Brief → Search the material for the string "CONSTRUÇÕES", then return every line where it is found.

Extracted records
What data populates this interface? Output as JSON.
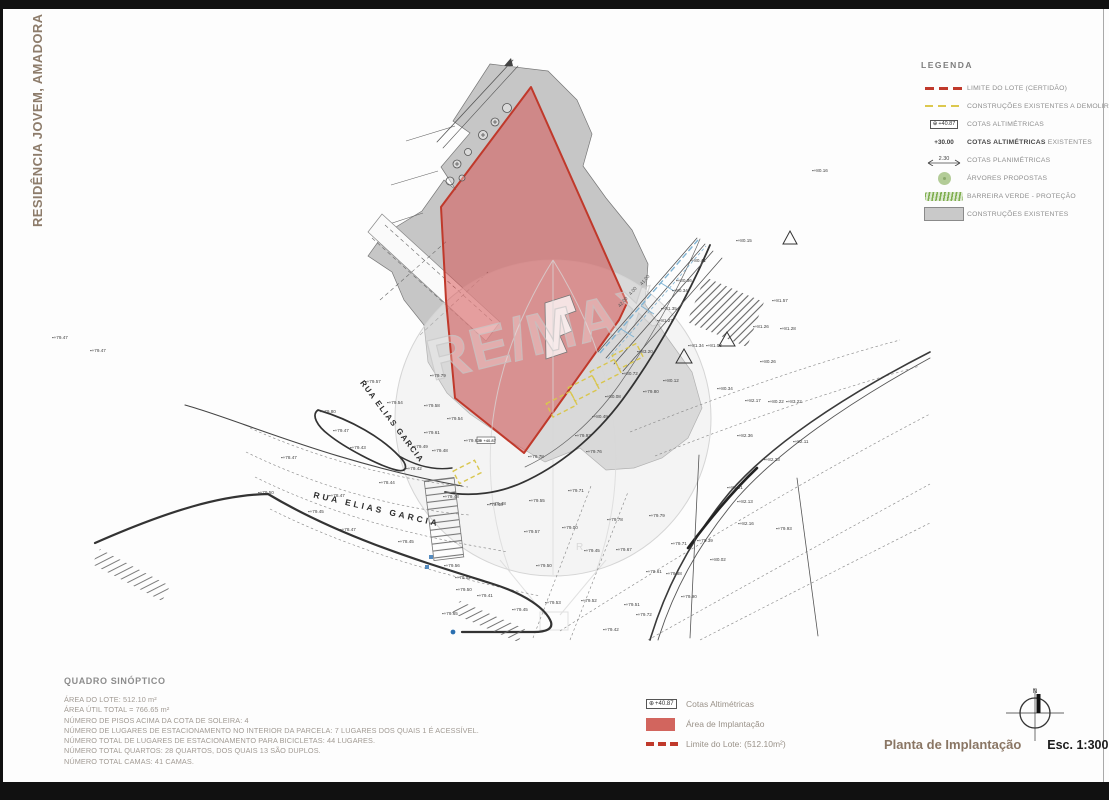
{
  "page": {
    "side_title": "RESIDÊNCIA JOVEM,  AMADORA",
    "drawing_title": "Planta de Implantação",
    "scale_label": "Esc. 1:300",
    "north_label": "N"
  },
  "colors": {
    "lot_red": "#c0392b",
    "implant_fill": "#d84a4a",
    "demolish_yellow": "#dcc84e",
    "existing_gray": "#c6c6c6",
    "tree_green": "#b3cc97",
    "barrier_green": "#7fae4f",
    "water_blue": "#7fb3d3"
  },
  "legend": {
    "title": "LEGENDA",
    "items": [
      {
        "label": "LIMITE DO LOTE (CERTIDÃO)"
      },
      {
        "label": "CONSTRUÇÕES EXISTENTES A DEMOLIR"
      },
      {
        "label": "COTAS ALTIMÉTRICAS",
        "symbol_value": "+40.87"
      },
      {
        "label_bold": "COTAS ALTIMÉTRICAS",
        "label_rest": " EXISTENTES",
        "symbol_value": "+30.00"
      },
      {
        "label": "COTAS PLANIMÉTRICAS",
        "symbol_value": "2.30"
      },
      {
        "label": "ÁRVORES PROPOSTAS"
      },
      {
        "label": "BARREIRA VERDE - PROTEÇÃO"
      },
      {
        "label": "CONSTRUÇÕES EXISTENTES"
      }
    ]
  },
  "map": {
    "watermark": "RE/MAX",
    "watermark_r": "R",
    "cota_box": "⊕ +40.87",
    "street_labels": [
      {
        "text": "RUA ELIAS GARCIA",
        "x": 390,
        "y": 423,
        "rot": 53,
        "fs": 8,
        "ls": 1.5
      },
      {
        "text": "RUA ELIAS GARCIA",
        "x": 376,
        "y": 512,
        "rot": 13,
        "fs": 8.5,
        "ls": 3
      }
    ],
    "dimension_labels": [
      {
        "text": "42.00",
        "x": 624,
        "y": 303,
        "rot": -49
      },
      {
        "text": "4.00",
        "x": 634,
        "y": 292,
        "rot": -49
      },
      {
        "text": "41.00",
        "x": 646,
        "y": 281,
        "rot": -49
      }
    ],
    "spot_elevations": [
      {
        "x": 365,
        "y": 383,
        "v": "+79.57"
      },
      {
        "x": 387,
        "y": 404,
        "v": "+79.54"
      },
      {
        "x": 424,
        "y": 407,
        "v": "+79.58"
      },
      {
        "x": 320,
        "y": 413,
        "v": "+79.80"
      },
      {
        "x": 447,
        "y": 420,
        "v": "+79.54"
      },
      {
        "x": 333,
        "y": 432,
        "v": "+79.47"
      },
      {
        "x": 424,
        "y": 434,
        "v": "+79.61"
      },
      {
        "x": 350,
        "y": 449,
        "v": "+79.43"
      },
      {
        "x": 412,
        "y": 448,
        "v": "+79.49"
      },
      {
        "x": 432,
        "y": 452,
        "v": "+79.48"
      },
      {
        "x": 281,
        "y": 459,
        "v": "+78.47"
      },
      {
        "x": 406,
        "y": 470,
        "v": "+79.42"
      },
      {
        "x": 379,
        "y": 484,
        "v": "+78.44"
      },
      {
        "x": 258,
        "y": 494,
        "v": "+79.50"
      },
      {
        "x": 329,
        "y": 497,
        "v": "+78.47"
      },
      {
        "x": 308,
        "y": 513,
        "v": "+79.45"
      },
      {
        "x": 443,
        "y": 498,
        "v": "+79.48"
      },
      {
        "x": 487,
        "y": 506,
        "v": "+79.48"
      },
      {
        "x": 340,
        "y": 531,
        "v": "+78.47"
      },
      {
        "x": 398,
        "y": 543,
        "v": "+78.45"
      },
      {
        "x": 464,
        "y": 442,
        "v": "+79.62"
      },
      {
        "x": 430,
        "y": 377,
        "v": "+79.79"
      },
      {
        "x": 528,
        "y": 458,
        "v": "+79.78"
      },
      {
        "x": 568,
        "y": 492,
        "v": "+79.71"
      },
      {
        "x": 529,
        "y": 502,
        "v": "+79.55"
      },
      {
        "x": 490,
        "y": 505,
        "v": "+79.48"
      },
      {
        "x": 607,
        "y": 521,
        "v": "+79.78"
      },
      {
        "x": 649,
        "y": 517,
        "v": "+79.79"
      },
      {
        "x": 524,
        "y": 533,
        "v": "+79.57"
      },
      {
        "x": 562,
        "y": 529,
        "v": "+79.00"
      },
      {
        "x": 584,
        "y": 552,
        "v": "+79.45"
      },
      {
        "x": 616,
        "y": 551,
        "v": "+79.67"
      },
      {
        "x": 671,
        "y": 545,
        "v": "+79.71"
      },
      {
        "x": 697,
        "y": 542,
        "v": "+79.39"
      },
      {
        "x": 710,
        "y": 561,
        "v": "+80.02"
      },
      {
        "x": 536,
        "y": 567,
        "v": "+79.50"
      },
      {
        "x": 455,
        "y": 579,
        "v": "+79.52"
      },
      {
        "x": 444,
        "y": 567,
        "v": "+79.56"
      },
      {
        "x": 456,
        "y": 591,
        "v": "+79.50"
      },
      {
        "x": 477,
        "y": 597,
        "v": "+79.41"
      },
      {
        "x": 442,
        "y": 615,
        "v": "+79.65"
      },
      {
        "x": 512,
        "y": 611,
        "v": "+79.45"
      },
      {
        "x": 545,
        "y": 604,
        "v": "+79.53"
      },
      {
        "x": 581,
        "y": 602,
        "v": "+79.52"
      },
      {
        "x": 624,
        "y": 606,
        "v": "+79.51"
      },
      {
        "x": 636,
        "y": 616,
        "v": "+79.72"
      },
      {
        "x": 666,
        "y": 575,
        "v": "+79.88"
      },
      {
        "x": 681,
        "y": 598,
        "v": "+79.90"
      },
      {
        "x": 646,
        "y": 573,
        "v": "+79.61"
      },
      {
        "x": 603,
        "y": 631,
        "v": "+79.42"
      },
      {
        "x": 690,
        "y": 262,
        "v": "+80.41"
      },
      {
        "x": 676,
        "y": 282,
        "v": "+80.36"
      },
      {
        "x": 672,
        "y": 292,
        "v": "+80.34"
      },
      {
        "x": 661,
        "y": 310,
        "v": "+81.35"
      },
      {
        "x": 657,
        "y": 322,
        "v": "+81.27"
      },
      {
        "x": 637,
        "y": 353,
        "v": "+83.20"
      },
      {
        "x": 622,
        "y": 375,
        "v": "+80.72"
      },
      {
        "x": 605,
        "y": 398,
        "v": "+80.08"
      },
      {
        "x": 592,
        "y": 418,
        "v": "+80.49"
      },
      {
        "x": 575,
        "y": 437,
        "v": "+79.92"
      },
      {
        "x": 586,
        "y": 453,
        "v": "+79.76"
      },
      {
        "x": 663,
        "y": 382,
        "v": "+80.12"
      },
      {
        "x": 643,
        "y": 393,
        "v": "+79.80"
      },
      {
        "x": 736,
        "y": 242,
        "v": "+80.15"
      },
      {
        "x": 772,
        "y": 302,
        "v": "+81.57"
      },
      {
        "x": 753,
        "y": 328,
        "v": "+81.26"
      },
      {
        "x": 780,
        "y": 330,
        "v": "+81.28"
      },
      {
        "x": 688,
        "y": 347,
        "v": "+81.34"
      },
      {
        "x": 706,
        "y": 347,
        "v": "+81.08"
      },
      {
        "x": 760,
        "y": 363,
        "v": "+80.26"
      },
      {
        "x": 717,
        "y": 390,
        "v": "+80.34"
      },
      {
        "x": 768,
        "y": 403,
        "v": "+80.22"
      },
      {
        "x": 745,
        "y": 402,
        "v": "+82.17"
      },
      {
        "x": 786,
        "y": 403,
        "v": "+83.22"
      },
      {
        "x": 737,
        "y": 437,
        "v": "+82.36"
      },
      {
        "x": 764,
        "y": 461,
        "v": "+82.23"
      },
      {
        "x": 793,
        "y": 443,
        "v": "+82.11"
      },
      {
        "x": 727,
        "y": 489,
        "v": "+81.91"
      },
      {
        "x": 737,
        "y": 503,
        "v": "+82.13"
      },
      {
        "x": 738,
        "y": 525,
        "v": "+82.16"
      },
      {
        "x": 776,
        "y": 530,
        "v": "+79.93"
      },
      {
        "x": 812,
        "y": 172,
        "v": "+80.16"
      },
      {
        "x": 52,
        "y": 339,
        "v": "+79.47"
      },
      {
        "x": 90,
        "y": 352,
        "v": "+79.47"
      }
    ]
  },
  "synoptic": {
    "title": "QUADRO SINÓPTICO",
    "lines": [
      "ÁREA DO LOTE: 512.10 m²",
      "ÁREA ÚTIL TOTAL = 766.65 m²",
      "NÚMERO DE PISOS ACIMA DA COTA DE SOLEIRA: 4",
      "NÚMERO DE LUGARES DE ESTACIONAMENTO NO INTERIOR DA PARCELA: 7 LUGARES DOS QUAIS 1 É ACESSÍVEL.",
      "NÚMERO TOTAL DE LUGARES DE ESTACIONAMENTO PARA BICICLETAS: 44 LUGARES.",
      "NÚMERO TOTAL QUARTOS: 28 QUARTOS, DOS QUAIS 13 SÃO DUPLOS.",
      "NÚMERO TOTAL CAMAS: 41 CAMAS."
    ]
  },
  "footer_legend": {
    "items": [
      {
        "label": "Cotas Altimétricas",
        "symbol_value": "+40.87"
      },
      {
        "label": "Área de Implantação"
      },
      {
        "label": "Limite do Lote: (512.10m²)"
      }
    ]
  }
}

Response →
        "label": "CONSTRUÇÕES EXISTENTES A DEMOLIR"
        "label": "CONSTRUÇÕES EXISTENTES"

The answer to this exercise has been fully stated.